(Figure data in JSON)
★ ★ ★
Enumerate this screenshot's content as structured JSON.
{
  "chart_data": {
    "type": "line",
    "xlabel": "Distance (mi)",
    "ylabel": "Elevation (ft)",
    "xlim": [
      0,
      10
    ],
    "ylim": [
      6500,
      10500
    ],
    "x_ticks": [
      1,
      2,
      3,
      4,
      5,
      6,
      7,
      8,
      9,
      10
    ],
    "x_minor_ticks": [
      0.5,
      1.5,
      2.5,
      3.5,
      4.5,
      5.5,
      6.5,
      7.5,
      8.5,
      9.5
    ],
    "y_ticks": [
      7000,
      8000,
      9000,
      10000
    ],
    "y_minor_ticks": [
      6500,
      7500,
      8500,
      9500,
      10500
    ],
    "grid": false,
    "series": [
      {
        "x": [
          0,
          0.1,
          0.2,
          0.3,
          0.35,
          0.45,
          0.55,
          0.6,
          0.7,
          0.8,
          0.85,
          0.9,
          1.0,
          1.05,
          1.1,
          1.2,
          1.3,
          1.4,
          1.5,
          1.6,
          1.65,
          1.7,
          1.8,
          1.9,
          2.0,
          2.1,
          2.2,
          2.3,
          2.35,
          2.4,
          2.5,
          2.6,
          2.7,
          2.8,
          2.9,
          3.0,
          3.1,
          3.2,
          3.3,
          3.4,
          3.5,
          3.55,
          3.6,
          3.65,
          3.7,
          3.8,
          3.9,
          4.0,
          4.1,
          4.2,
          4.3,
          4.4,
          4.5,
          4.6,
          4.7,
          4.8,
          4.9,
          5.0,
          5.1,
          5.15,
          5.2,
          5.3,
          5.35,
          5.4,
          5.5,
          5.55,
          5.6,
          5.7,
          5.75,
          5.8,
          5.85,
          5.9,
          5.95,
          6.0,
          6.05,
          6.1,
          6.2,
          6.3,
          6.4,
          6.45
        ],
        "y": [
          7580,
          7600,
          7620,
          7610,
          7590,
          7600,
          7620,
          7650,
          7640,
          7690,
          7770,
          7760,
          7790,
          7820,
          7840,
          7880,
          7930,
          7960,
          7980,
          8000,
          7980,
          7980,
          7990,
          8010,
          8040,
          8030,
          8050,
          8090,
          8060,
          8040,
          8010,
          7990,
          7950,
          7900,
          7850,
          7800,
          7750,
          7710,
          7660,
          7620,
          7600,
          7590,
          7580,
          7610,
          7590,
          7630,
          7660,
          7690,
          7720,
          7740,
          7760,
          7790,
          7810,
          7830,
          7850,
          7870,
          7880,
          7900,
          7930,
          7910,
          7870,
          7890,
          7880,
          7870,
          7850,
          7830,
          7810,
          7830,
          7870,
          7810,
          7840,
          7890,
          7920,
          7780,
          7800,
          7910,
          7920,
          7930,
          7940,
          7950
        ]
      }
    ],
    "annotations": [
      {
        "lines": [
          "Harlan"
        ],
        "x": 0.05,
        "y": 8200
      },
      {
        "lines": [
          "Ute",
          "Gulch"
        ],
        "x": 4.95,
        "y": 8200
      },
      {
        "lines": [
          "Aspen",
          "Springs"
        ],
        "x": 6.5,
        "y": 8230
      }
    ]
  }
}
★ ★ ★
#### [Exercise]
Each entry above needs to be retyped exactly.

#### [Answer to the exercise]
Enumerate this screenshot's content as structured JSON.
{
  "chart_data": {
    "type": "line",
    "xlabel": "Distance (mi)",
    "ylabel": "Elevation (ft)",
    "xlim": [
      0,
      10
    ],
    "ylim": [
      6500,
      10500
    ],
    "x_ticks": [
      1,
      2,
      3,
      4,
      5,
      6,
      7,
      8,
      9,
      10
    ],
    "x_minor_ticks": [
      0.5,
      1.5,
      2.5,
      3.5,
      4.5,
      5.5,
      6.5,
      7.5,
      8.5,
      9.5
    ],
    "y_ticks": [
      7000,
      8000,
      9000,
      10000
    ],
    "y_minor_ticks": [
      6500,
      7500,
      8500,
      9500,
      10500
    ],
    "grid": false,
    "series": [
      {
        "x": [
          0,
          0.1,
          0.2,
          0.3,
          0.35,
          0.45,
          0.55,
          0.6,
          0.7,
          0.8,
          0.85,
          0.9,
          1.0,
          1.05,
          1.1,
          1.2,
          1.3,
          1.4,
          1.5,
          1.6,
          1.65,
          1.7,
          1.8,
          1.9,
          2.0,
          2.1,
          2.2,
          2.3,
          2.35,
          2.4,
          2.5,
          2.6,
          2.7,
          2.8,
          2.9,
          3.0,
          3.1,
          3.2,
          3.3,
          3.4,
          3.5,
          3.55,
          3.6,
          3.65,
          3.7,
          3.8,
          3.9,
          4.0,
          4.1,
          4.2,
          4.3,
          4.4,
          4.5,
          4.6,
          4.7,
          4.8,
          4.9,
          5.0,
          5.1,
          5.15,
          5.2,
          5.3,
          5.35,
          5.4,
          5.5,
          5.55,
          5.6,
          5.7,
          5.75,
          5.8,
          5.85,
          5.9,
          5.95,
          6.0,
          6.05,
          6.1,
          6.2,
          6.3,
          6.4,
          6.45
        ],
        "y": [
          7580,
          7600,
          7620,
          7610,
          7590,
          7600,
          7620,
          7650,
          7640,
          7690,
          7770,
          7760,
          7790,
          7820,
          7840,
          7880,
          7930,
          7960,
          7980,
          8000,
          7980,
          7980,
          7990,
          8010,
          8040,
          8030,
          8050,
          8090,
          8060,
          8040,
          8010,
          7990,
          7950,
          7900,
          7850,
          7800,
          7750,
          7710,
          7660,
          7620,
          7600,
          7590,
          7580,
          7610,
          7590,
          7630,
          7660,
          7690,
          7720,
          7740,
          7760,
          7790,
          7810,
          7830,
          7850,
          7870,
          7880,
          7900,
          7930,
          7910,
          7870,
          7890,
          7880,
          7870,
          7850,
          7830,
          7810,
          7830,
          7870,
          7810,
          7840,
          7890,
          7920,
          7780,
          7800,
          7910,
          7920,
          7930,
          7940,
          7950
        ]
      }
    ],
    "annotations": [
      {
        "lines": [
          "Harlan"
        ],
        "x": 0.05,
        "y": 8200
      },
      {
        "lines": [
          "Ute",
          "Gulch"
        ],
        "x": 4.95,
        "y": 8200
      },
      {
        "lines": [
          "Aspen",
          "Springs"
        ],
        "x": 6.5,
        "y": 8230
      }
    ]
  }
}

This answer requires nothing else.